Entries supplied.
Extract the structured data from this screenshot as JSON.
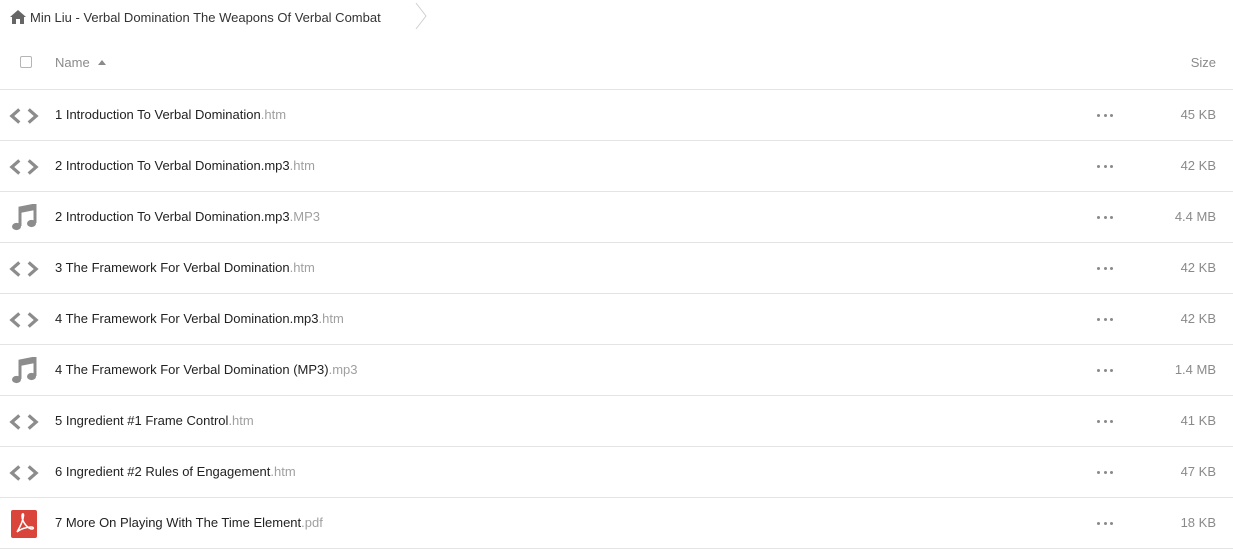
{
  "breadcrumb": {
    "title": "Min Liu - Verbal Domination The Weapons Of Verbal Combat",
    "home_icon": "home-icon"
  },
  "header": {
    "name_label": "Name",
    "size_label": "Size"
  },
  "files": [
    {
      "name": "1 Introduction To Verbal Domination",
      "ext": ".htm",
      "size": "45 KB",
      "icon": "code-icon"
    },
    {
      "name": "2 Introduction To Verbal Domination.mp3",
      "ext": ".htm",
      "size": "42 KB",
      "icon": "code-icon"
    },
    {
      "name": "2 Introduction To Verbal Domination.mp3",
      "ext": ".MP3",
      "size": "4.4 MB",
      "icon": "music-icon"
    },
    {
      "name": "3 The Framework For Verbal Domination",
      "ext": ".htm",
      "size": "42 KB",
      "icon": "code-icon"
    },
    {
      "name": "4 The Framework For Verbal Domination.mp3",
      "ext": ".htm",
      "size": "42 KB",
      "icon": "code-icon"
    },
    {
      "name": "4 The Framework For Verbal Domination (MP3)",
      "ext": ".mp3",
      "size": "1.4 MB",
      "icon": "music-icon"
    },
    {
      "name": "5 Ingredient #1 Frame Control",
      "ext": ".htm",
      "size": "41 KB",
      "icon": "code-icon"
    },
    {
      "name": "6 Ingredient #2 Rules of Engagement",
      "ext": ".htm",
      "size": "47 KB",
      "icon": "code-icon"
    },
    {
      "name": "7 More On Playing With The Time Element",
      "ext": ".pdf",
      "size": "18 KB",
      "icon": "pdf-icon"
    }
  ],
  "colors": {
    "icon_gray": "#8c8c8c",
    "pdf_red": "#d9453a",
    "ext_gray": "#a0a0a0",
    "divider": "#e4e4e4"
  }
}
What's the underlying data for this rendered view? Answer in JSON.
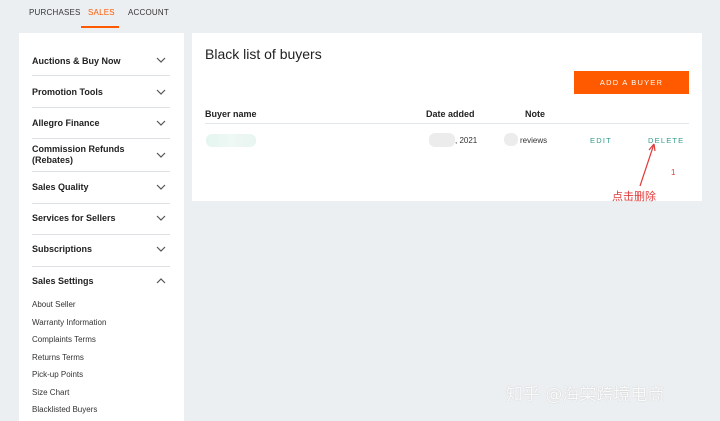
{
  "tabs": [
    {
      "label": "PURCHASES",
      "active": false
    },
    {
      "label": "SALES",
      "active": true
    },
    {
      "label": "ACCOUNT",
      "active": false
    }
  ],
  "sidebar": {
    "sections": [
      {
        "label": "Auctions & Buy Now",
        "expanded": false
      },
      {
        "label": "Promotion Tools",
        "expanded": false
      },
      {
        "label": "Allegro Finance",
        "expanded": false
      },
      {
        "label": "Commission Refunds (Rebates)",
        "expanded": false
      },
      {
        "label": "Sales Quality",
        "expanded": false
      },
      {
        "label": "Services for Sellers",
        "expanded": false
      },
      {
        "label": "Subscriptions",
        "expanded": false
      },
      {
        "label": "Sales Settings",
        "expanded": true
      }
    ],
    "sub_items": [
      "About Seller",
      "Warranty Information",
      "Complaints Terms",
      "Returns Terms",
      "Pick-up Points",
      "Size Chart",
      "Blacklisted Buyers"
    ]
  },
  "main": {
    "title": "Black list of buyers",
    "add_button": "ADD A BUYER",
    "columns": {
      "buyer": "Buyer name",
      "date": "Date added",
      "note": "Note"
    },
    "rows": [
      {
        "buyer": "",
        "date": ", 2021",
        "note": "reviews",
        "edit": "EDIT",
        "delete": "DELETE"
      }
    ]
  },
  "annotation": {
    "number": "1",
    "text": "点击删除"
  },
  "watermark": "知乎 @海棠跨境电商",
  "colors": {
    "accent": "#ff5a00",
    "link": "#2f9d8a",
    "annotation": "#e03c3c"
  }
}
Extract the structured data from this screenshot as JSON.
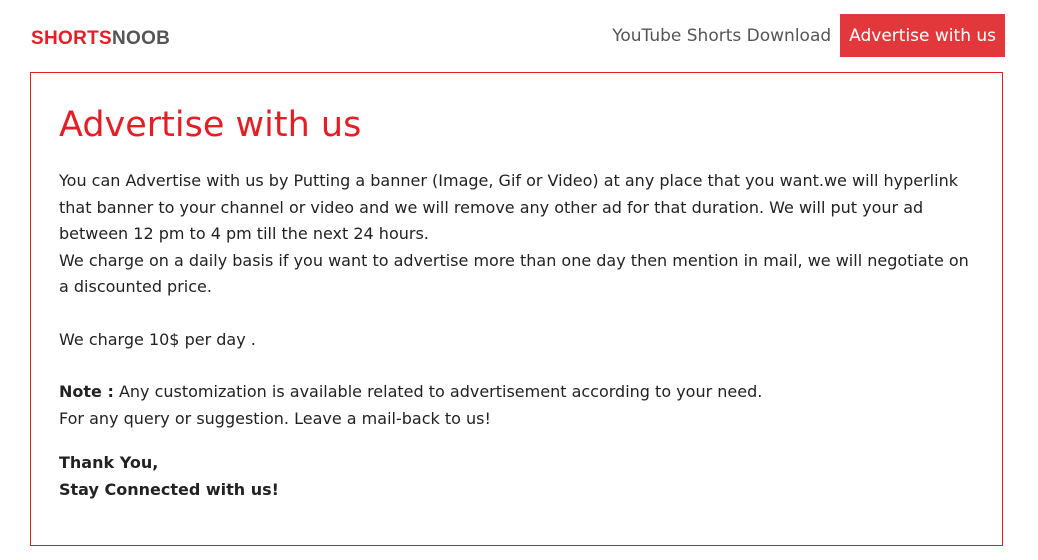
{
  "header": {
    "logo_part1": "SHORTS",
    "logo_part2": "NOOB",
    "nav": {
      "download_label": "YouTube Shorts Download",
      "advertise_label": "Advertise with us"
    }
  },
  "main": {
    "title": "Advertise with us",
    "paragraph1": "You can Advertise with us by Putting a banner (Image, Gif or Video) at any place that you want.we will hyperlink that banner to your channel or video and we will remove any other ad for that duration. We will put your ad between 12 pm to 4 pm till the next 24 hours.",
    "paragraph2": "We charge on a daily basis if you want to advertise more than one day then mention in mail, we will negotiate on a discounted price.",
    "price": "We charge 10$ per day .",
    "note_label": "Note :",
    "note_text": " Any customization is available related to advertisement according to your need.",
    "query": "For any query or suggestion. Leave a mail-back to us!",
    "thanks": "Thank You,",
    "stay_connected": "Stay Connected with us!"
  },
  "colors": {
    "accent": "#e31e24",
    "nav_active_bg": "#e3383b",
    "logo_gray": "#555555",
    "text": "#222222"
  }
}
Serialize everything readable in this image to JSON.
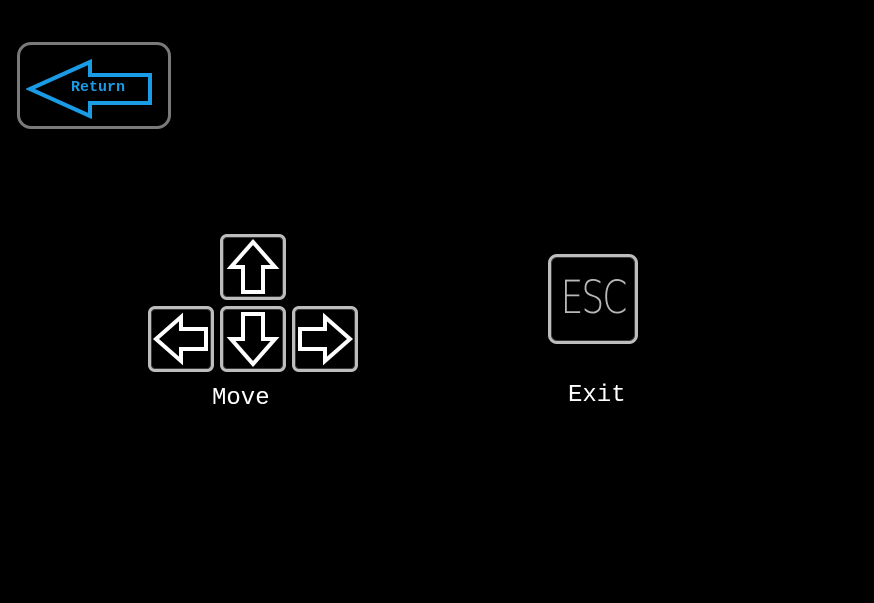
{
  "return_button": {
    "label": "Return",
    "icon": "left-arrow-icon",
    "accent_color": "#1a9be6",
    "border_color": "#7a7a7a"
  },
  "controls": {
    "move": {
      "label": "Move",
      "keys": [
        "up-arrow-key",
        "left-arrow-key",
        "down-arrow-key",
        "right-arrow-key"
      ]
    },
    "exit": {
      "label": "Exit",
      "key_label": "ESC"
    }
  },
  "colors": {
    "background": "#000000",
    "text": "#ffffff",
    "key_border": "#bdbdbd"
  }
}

What this task involves. Without the pictures, repeat all the records word for word.

Solved exercise.
Extract the structured data from this screenshot as JSON.
{
  "breadcrumb": {
    "title": "Min Liu - Verbal Domination The Weapons Of Verbal Combat",
    "home_icon": "home-icon"
  },
  "header": {
    "name_label": "Name",
    "size_label": "Size"
  },
  "files": [
    {
      "name": "1 Introduction To Verbal Domination",
      "ext": ".htm",
      "size": "45 KB",
      "icon": "code-icon"
    },
    {
      "name": "2 Introduction To Verbal Domination.mp3",
      "ext": ".htm",
      "size": "42 KB",
      "icon": "code-icon"
    },
    {
      "name": "2 Introduction To Verbal Domination.mp3",
      "ext": ".MP3",
      "size": "4.4 MB",
      "icon": "music-icon"
    },
    {
      "name": "3 The Framework For Verbal Domination",
      "ext": ".htm",
      "size": "42 KB",
      "icon": "code-icon"
    },
    {
      "name": "4 The Framework For Verbal Domination.mp3",
      "ext": ".htm",
      "size": "42 KB",
      "icon": "code-icon"
    },
    {
      "name": "4 The Framework For Verbal Domination (MP3)",
      "ext": ".mp3",
      "size": "1.4 MB",
      "icon": "music-icon"
    },
    {
      "name": "5 Ingredient #1 Frame Control",
      "ext": ".htm",
      "size": "41 KB",
      "icon": "code-icon"
    },
    {
      "name": "6 Ingredient #2 Rules of Engagement",
      "ext": ".htm",
      "size": "47 KB",
      "icon": "code-icon"
    },
    {
      "name": "7 More On Playing With The Time Element",
      "ext": ".pdf",
      "size": "18 KB",
      "icon": "pdf-icon"
    }
  ],
  "colors": {
    "icon_gray": "#8c8c8c",
    "pdf_red": "#d9453a",
    "ext_gray": "#a0a0a0",
    "divider": "#e4e4e4"
  }
}
What's the underlying data for this rendered view? Answer in JSON.
{
  "tabs": [
    {
      "label": "PURCHASES",
      "active": false
    },
    {
      "label": "SALES",
      "active": true
    },
    {
      "label": "ACCOUNT",
      "active": false
    }
  ],
  "sidebar": {
    "sections": [
      {
        "label": "Auctions & Buy Now",
        "expanded": false
      },
      {
        "label": "Promotion Tools",
        "expanded": false
      },
      {
        "label": "Allegro Finance",
        "expanded": false
      },
      {
        "label": "Commission Refunds (Rebates)",
        "expanded": false
      },
      {
        "label": "Sales Quality",
        "expanded": false
      },
      {
        "label": "Services for Sellers",
        "expanded": false
      },
      {
        "label": "Subscriptions",
        "expanded": false
      },
      {
        "label": "Sales Settings",
        "expanded": true
      }
    ],
    "sub_items": [
      "About Seller",
      "Warranty Information",
      "Complaints Terms",
      "Returns Terms",
      "Pick-up Points",
      "Size Chart",
      "Blacklisted Buyers"
    ]
  },
  "main": {
    "title": "Black list of buyers",
    "add_button": "ADD A BUYER",
    "columns": {
      "buyer": "Buyer name",
      "date": "Date added",
      "note": "Note"
    },
    "rows": [
      {
        "buyer": "",
        "date": ", 2021",
        "note": "reviews",
        "edit": "EDIT",
        "delete": "DELETE"
      }
    ]
  },
  "annotation": {
    "number": "1",
    "text": "点击删除"
  },
  "watermark": "知乎 @海棠跨境电商",
  "colors": {
    "accent": "#ff5a00",
    "link": "#2f9d8a",
    "annotation": "#e03c3c"
  }
}
Extract the structured data from this screenshot as JSON.
{
  "header": {
    "logo_part1": "SHORTS",
    "logo_part2": "NOOB",
    "nav": {
      "download_label": "YouTube Shorts Download",
      "advertise_label": "Advertise with us"
    }
  },
  "main": {
    "title": "Advertise with us",
    "paragraph1": "You can Advertise with us by Putting a banner (Image, Gif or Video) at any place that you want.we will hyperlink that banner to your channel or video and we will remove any other ad for that duration. We will put your ad between 12 pm to 4 pm till the next 24 hours.",
    "paragraph2": "We charge on a daily basis if you want to advertise more than one day then mention in mail, we will negotiate on a discounted price.",
    "price": "We charge 10$ per day .",
    "note_label": "Note :",
    "note_text": " Any customization is available related to advertisement according to your need.",
    "query": "For any query or suggestion. Leave a mail-back to us!",
    "thanks": "Thank You,",
    "stay_connected": "Stay Connected with us!"
  },
  "colors": {
    "accent": "#e31e24",
    "nav_active_bg": "#e3383b",
    "logo_gray": "#555555",
    "text": "#222222"
  }
}
Serialize everything readable in this image to JSON.
{
  "return_button": {
    "label": "Return",
    "icon": "left-arrow-icon",
    "accent_color": "#1a9be6",
    "border_color": "#7a7a7a"
  },
  "controls": {
    "move": {
      "label": "Move",
      "keys": [
        "up-arrow-key",
        "left-arrow-key",
        "down-arrow-key",
        "right-arrow-key"
      ]
    },
    "exit": {
      "label": "Exit",
      "key_label": "ESC"
    }
  },
  "colors": {
    "background": "#000000",
    "text": "#ffffff",
    "key_border": "#bdbdbd"
  }
}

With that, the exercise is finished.